------ GIVEN INFORMATION ------

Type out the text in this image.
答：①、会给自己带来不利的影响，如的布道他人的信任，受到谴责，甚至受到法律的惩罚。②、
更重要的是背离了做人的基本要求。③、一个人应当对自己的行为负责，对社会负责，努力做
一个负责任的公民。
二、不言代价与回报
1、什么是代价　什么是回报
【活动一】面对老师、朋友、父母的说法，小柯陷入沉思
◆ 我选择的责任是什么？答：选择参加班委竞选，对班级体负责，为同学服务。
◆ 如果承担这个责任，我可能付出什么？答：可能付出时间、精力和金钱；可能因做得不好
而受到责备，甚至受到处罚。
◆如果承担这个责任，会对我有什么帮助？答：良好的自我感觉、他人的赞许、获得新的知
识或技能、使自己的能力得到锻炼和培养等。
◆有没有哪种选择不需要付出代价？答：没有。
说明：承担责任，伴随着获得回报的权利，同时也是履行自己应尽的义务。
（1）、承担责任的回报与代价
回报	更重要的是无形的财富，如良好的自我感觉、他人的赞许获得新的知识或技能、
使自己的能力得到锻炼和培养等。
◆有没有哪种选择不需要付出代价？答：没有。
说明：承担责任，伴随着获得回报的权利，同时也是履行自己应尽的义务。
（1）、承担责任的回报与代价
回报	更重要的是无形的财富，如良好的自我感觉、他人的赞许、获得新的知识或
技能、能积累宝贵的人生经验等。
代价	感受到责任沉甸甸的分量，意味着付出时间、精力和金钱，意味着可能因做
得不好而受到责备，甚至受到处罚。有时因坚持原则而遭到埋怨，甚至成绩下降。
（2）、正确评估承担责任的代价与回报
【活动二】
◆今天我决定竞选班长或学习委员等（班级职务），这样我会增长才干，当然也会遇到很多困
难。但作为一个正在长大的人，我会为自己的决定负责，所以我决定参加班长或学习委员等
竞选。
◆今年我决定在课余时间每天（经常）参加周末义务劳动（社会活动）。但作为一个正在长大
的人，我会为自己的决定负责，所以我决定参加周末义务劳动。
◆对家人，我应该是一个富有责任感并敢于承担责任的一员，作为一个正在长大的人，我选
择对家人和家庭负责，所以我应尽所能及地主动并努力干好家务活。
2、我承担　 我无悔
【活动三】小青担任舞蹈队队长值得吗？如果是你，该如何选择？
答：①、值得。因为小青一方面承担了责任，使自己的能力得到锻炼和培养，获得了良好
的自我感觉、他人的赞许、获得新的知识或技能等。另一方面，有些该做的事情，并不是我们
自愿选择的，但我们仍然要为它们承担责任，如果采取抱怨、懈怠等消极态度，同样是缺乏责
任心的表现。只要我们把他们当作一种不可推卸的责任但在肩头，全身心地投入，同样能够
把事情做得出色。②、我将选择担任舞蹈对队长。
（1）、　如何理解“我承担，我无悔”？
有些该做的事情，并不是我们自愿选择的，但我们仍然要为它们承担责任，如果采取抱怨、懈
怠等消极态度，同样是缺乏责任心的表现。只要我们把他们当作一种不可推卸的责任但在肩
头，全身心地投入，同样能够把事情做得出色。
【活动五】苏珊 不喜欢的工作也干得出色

------

#### TO DO
Collect each line above holding the string "但我们仍然要为它们承担责任".

#### RESULT FOR THIS TASK
自愿选择的，但我们仍然要为它们承担责任，如果采取抱怨、懈怠等消极态度，同样是缺乏责
有些该做的事情，并不是我们自愿选择的，但我们仍然要为它们承担责任，如果采取抱怨、懈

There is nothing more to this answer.